- [Collection entries]:
※ ※ ※

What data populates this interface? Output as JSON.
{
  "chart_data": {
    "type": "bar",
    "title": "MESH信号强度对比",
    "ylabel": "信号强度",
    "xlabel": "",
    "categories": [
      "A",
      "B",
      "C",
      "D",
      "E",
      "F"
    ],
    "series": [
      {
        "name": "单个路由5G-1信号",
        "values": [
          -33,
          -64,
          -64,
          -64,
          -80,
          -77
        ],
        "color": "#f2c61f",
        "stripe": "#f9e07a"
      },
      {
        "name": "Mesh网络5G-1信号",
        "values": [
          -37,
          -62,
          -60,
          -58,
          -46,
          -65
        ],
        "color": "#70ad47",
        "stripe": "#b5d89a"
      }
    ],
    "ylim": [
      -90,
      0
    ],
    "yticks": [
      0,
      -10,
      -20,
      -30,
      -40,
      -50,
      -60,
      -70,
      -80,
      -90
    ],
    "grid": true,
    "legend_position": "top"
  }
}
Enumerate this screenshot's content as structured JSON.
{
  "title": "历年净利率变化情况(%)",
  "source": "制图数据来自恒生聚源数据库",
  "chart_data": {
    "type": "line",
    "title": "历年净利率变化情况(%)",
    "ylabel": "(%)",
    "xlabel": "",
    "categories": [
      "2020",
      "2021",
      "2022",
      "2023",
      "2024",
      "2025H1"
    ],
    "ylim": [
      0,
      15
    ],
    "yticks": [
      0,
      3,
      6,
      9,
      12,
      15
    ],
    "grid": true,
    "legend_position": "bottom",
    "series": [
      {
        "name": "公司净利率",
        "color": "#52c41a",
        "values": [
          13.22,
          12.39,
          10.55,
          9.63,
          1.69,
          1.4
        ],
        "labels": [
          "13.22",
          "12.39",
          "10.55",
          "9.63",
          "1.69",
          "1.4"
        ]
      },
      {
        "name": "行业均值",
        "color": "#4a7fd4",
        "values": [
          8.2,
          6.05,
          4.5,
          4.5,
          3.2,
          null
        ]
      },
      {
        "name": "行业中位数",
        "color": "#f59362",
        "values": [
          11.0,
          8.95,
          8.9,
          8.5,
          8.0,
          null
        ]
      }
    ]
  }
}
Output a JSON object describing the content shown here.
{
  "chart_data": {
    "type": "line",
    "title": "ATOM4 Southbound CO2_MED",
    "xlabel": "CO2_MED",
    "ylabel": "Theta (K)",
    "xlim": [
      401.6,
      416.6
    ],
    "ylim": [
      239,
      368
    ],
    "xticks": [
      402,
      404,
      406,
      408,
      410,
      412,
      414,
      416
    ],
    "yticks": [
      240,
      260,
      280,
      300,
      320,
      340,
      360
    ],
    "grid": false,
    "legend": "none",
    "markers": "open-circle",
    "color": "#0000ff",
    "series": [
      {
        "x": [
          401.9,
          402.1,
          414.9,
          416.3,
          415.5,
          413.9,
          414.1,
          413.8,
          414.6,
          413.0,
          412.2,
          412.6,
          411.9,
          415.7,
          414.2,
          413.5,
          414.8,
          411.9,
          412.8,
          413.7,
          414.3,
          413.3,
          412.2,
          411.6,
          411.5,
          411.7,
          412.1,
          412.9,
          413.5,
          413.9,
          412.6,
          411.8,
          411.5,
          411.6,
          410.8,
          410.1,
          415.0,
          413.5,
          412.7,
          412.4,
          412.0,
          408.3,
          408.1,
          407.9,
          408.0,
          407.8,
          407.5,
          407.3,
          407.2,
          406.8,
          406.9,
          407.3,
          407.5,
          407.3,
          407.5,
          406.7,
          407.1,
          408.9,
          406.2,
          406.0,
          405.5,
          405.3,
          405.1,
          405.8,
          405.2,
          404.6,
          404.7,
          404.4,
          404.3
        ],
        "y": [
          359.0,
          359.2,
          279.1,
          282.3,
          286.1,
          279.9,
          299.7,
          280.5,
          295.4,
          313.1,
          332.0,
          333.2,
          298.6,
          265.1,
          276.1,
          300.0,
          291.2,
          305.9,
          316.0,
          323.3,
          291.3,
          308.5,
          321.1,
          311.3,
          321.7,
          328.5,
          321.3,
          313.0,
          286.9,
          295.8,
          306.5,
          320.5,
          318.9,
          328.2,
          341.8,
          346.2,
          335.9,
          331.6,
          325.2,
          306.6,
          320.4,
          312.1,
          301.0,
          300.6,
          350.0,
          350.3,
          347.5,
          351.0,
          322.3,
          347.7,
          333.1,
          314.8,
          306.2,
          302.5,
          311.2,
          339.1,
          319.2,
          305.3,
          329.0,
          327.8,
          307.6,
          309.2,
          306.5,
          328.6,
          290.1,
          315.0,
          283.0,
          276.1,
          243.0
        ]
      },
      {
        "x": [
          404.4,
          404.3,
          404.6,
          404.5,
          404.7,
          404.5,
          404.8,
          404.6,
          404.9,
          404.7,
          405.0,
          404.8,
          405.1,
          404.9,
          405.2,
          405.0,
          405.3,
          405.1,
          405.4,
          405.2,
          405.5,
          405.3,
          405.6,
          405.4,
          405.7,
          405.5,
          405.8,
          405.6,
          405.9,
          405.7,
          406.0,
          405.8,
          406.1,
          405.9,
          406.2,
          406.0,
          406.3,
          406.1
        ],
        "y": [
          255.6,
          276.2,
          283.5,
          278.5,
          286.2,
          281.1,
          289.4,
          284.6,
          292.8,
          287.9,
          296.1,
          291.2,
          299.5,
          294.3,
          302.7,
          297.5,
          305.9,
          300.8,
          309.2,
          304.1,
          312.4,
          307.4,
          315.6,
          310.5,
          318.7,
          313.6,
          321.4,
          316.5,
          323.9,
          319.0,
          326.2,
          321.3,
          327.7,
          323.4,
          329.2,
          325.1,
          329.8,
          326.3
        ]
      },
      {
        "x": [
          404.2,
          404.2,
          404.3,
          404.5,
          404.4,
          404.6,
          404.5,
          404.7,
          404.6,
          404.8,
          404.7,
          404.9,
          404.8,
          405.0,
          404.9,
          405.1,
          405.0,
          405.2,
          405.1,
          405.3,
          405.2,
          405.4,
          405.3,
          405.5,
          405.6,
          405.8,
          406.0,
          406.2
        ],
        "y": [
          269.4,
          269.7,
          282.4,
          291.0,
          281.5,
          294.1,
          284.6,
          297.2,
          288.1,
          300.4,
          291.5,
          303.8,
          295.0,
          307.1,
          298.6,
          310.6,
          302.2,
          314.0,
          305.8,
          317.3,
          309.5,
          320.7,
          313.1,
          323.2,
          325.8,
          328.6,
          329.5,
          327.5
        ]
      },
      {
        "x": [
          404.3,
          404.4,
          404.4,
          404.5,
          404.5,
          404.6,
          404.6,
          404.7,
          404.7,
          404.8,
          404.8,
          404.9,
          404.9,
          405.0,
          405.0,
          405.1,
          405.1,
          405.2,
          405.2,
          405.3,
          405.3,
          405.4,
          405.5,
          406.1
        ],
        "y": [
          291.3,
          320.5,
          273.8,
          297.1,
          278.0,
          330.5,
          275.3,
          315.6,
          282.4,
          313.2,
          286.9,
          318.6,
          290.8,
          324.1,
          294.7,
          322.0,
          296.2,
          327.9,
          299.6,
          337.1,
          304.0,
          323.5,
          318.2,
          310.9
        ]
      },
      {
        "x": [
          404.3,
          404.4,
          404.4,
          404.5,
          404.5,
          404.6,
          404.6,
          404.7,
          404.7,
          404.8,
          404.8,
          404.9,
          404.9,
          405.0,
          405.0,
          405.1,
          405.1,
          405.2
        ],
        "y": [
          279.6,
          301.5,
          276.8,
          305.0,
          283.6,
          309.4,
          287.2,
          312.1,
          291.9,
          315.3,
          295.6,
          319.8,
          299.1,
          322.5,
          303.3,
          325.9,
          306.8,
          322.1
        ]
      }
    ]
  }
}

※ ※ ※

- [Directions for this task]: Write out every entry above, word for word.

- [Output for this exercise]:
What data populates this interface? Output as JSON.
{
  "chart_data": {
    "type": "bar",
    "title": "MESH信号强度对比",
    "ylabel": "信号强度",
    "xlabel": "",
    "categories": [
      "A",
      "B",
      "C",
      "D",
      "E",
      "F"
    ],
    "series": [
      {
        "name": "单个路由5G-1信号",
        "values": [
          -33,
          -64,
          -64,
          -64,
          -80,
          -77
        ],
        "color": "#f2c61f",
        "stripe": "#f9e07a"
      },
      {
        "name": "Mesh网络5G-1信号",
        "values": [
          -37,
          -62,
          -60,
          -58,
          -46,
          -65
        ],
        "color": "#70ad47",
        "stripe": "#b5d89a"
      }
    ],
    "ylim": [
      -90,
      0
    ],
    "yticks": [
      0,
      -10,
      -20,
      -30,
      -40,
      -50,
      -60,
      -70,
      -80,
      -90
    ],
    "grid": true,
    "legend_position": "top"
  }
}
Enumerate this screenshot's content as structured JSON.
{
  "title": "历年净利率变化情况(%)",
  "source": "制图数据来自恒生聚源数据库",
  "chart_data": {
    "type": "line",
    "title": "历年净利率变化情况(%)",
    "ylabel": "(%)",
    "xlabel": "",
    "categories": [
      "2020",
      "2021",
      "2022",
      "2023",
      "2024",
      "2025H1"
    ],
    "ylim": [
      0,
      15
    ],
    "yticks": [
      0,
      3,
      6,
      9,
      12,
      15
    ],
    "grid": true,
    "legend_position": "bottom",
    "series": [
      {
        "name": "公司净利率",
        "color": "#52c41a",
        "values": [
          13.22,
          12.39,
          10.55,
          9.63,
          1.69,
          1.4
        ],
        "labels": [
          "13.22",
          "12.39",
          "10.55",
          "9.63",
          "1.69",
          "1.4"
        ]
      },
      {
        "name": "行业均值",
        "color": "#4a7fd4",
        "values": [
          8.2,
          6.05,
          4.5,
          4.5,
          3.2,
          null
        ]
      },
      {
        "name": "行业中位数",
        "color": "#f59362",
        "values": [
          11.0,
          8.95,
          8.9,
          8.5,
          8.0,
          null
        ]
      }
    ]
  }
}
Output a JSON object describing the content shown here.
{
  "chart_data": {
    "type": "line",
    "title": "ATOM4 Southbound CO2_MED",
    "xlabel": "CO2_MED",
    "ylabel": "Theta (K)",
    "xlim": [
      401.6,
      416.6
    ],
    "ylim": [
      239,
      368
    ],
    "xticks": [
      402,
      404,
      406,
      408,
      410,
      412,
      414,
      416
    ],
    "yticks": [
      240,
      260,
      280,
      300,
      320,
      340,
      360
    ],
    "grid": false,
    "legend": "none",
    "markers": "open-circle",
    "color": "#0000ff",
    "series": [
      {
        "x": [
          401.9,
          402.1,
          414.9,
          416.3,
          415.5,
          413.9,
          414.1,
          413.8,
          414.6,
          413.0,
          412.2,
          412.6,
          411.9,
          415.7,
          414.2,
          413.5,
          414.8,
          411.9,
          412.8,
          413.7,
          414.3,
          413.3,
          412.2,
          411.6,
          411.5,
          411.7,
          412.1,
          412.9,
          413.5,
          413.9,
          412.6,
          411.8,
          411.5,
          411.6,
          410.8,
          410.1,
          415.0,
          413.5,
          412.7,
          412.4,
          412.0,
          408.3,
          408.1,
          407.9,
          408.0,
          407.8,
          407.5,
          407.3,
          407.2,
          406.8,
          406.9,
          407.3,
          407.5,
          407.3,
          407.5,
          406.7,
          407.1,
          408.9,
          406.2,
          406.0,
          405.5,
          405.3,
          405.1,
          405.8,
          405.2,
          404.6,
          404.7,
          404.4,
          404.3
        ],
        "y": [
          359.0,
          359.2,
          279.1,
          282.3,
          286.1,
          279.9,
          299.7,
          280.5,
          295.4,
          313.1,
          332.0,
          333.2,
          298.6,
          265.1,
          276.1,
          300.0,
          291.2,
          305.9,
          316.0,
          323.3,
          291.3,
          308.5,
          321.1,
          311.3,
          321.7,
          328.5,
          321.3,
          313.0,
          286.9,
          295.8,
          306.5,
          320.5,
          318.9,
          328.2,
          341.8,
          346.2,
          335.9,
          331.6,
          325.2,
          306.6,
          320.4,
          312.1,
          301.0,
          300.6,
          350.0,
          350.3,
          347.5,
          351.0,
          322.3,
          347.7,
          333.1,
          314.8,
          306.2,
          302.5,
          311.2,
          339.1,
          319.2,
          305.3,
          329.0,
          327.8,
          307.6,
          309.2,
          306.5,
          328.6,
          290.1,
          315.0,
          283.0,
          276.1,
          243.0
        ]
      },
      {
        "x": [
          404.4,
          404.3,
          404.6,
          404.5,
          404.7,
          404.5,
          404.8,
          404.6,
          404.9,
          404.7,
          405.0,
          404.8,
          405.1,
          404.9,
          405.2,
          405.0,
          405.3,
          405.1,
          405.4,
          405.2,
          405.5,
          405.3,
          405.6,
          405.4,
          405.7,
          405.5,
          405.8,
          405.6,
          405.9,
          405.7,
          406.0,
          405.8,
          406.1,
          405.9,
          406.2,
          406.0,
          406.3,
          406.1
        ],
        "y": [
          255.6,
          276.2,
          283.5,
          278.5,
          286.2,
          281.1,
          289.4,
          284.6,
          292.8,
          287.9,
          296.1,
          291.2,
          299.5,
          294.3,
          302.7,
          297.5,
          305.9,
          300.8,
          309.2,
          304.1,
          312.4,
          307.4,
          315.6,
          310.5,
          318.7,
          313.6,
          321.4,
          316.5,
          323.9,
          319.0,
          326.2,
          321.3,
          327.7,
          323.4,
          329.2,
          325.1,
          329.8,
          326.3
        ]
      },
      {
        "x": [
          404.2,
          404.2,
          404.3,
          404.5,
          404.4,
          404.6,
          404.5,
          404.7,
          404.6,
          404.8,
          404.7,
          404.9,
          404.8,
          405.0,
          404.9,
          405.1,
          405.0,
          405.2,
          405.1,
          405.3,
          405.2,
          405.4,
          405.3,
          405.5,
          405.6,
          405.8,
          406.0,
          406.2
        ],
        "y": [
          269.4,
          269.7,
          282.4,
          291.0,
          281.5,
          294.1,
          284.6,
          297.2,
          288.1,
          300.4,
          291.5,
          303.8,
          295.0,
          307.1,
          298.6,
          310.6,
          302.2,
          314.0,
          305.8,
          317.3,
          309.5,
          320.7,
          313.1,
          323.2,
          325.8,
          328.6,
          329.5,
          327.5
        ]
      },
      {
        "x": [
          404.3,
          404.4,
          404.4,
          404.5,
          404.5,
          404.6,
          404.6,
          404.7,
          404.7,
          404.8,
          404.8,
          404.9,
          404.9,
          405.0,
          405.0,
          405.1,
          405.1,
          405.2,
          405.2,
          405.3,
          405.3,
          405.4,
          405.5,
          406.1
        ],
        "y": [
          291.3,
          320.5,
          273.8,
          297.1,
          278.0,
          330.5,
          275.3,
          315.6,
          282.4,
          313.2,
          286.9,
          318.6,
          290.8,
          324.1,
          294.7,
          322.0,
          296.2,
          327.9,
          299.6,
          337.1,
          304.0,
          323.5,
          318.2,
          310.9
        ]
      },
      {
        "x": [
          404.3,
          404.4,
          404.4,
          404.5,
          404.5,
          404.6,
          404.6,
          404.7,
          404.7,
          404.8,
          404.8,
          404.9,
          404.9,
          405.0,
          405.0,
          405.1,
          405.1,
          405.2
        ],
        "y": [
          279.6,
          301.5,
          276.8,
          305.0,
          283.6,
          309.4,
          287.2,
          312.1,
          291.9,
          315.3,
          295.6,
          319.8,
          299.1,
          322.5,
          303.3,
          325.9,
          306.8,
          322.1
        ]
      }
    ]
  }
}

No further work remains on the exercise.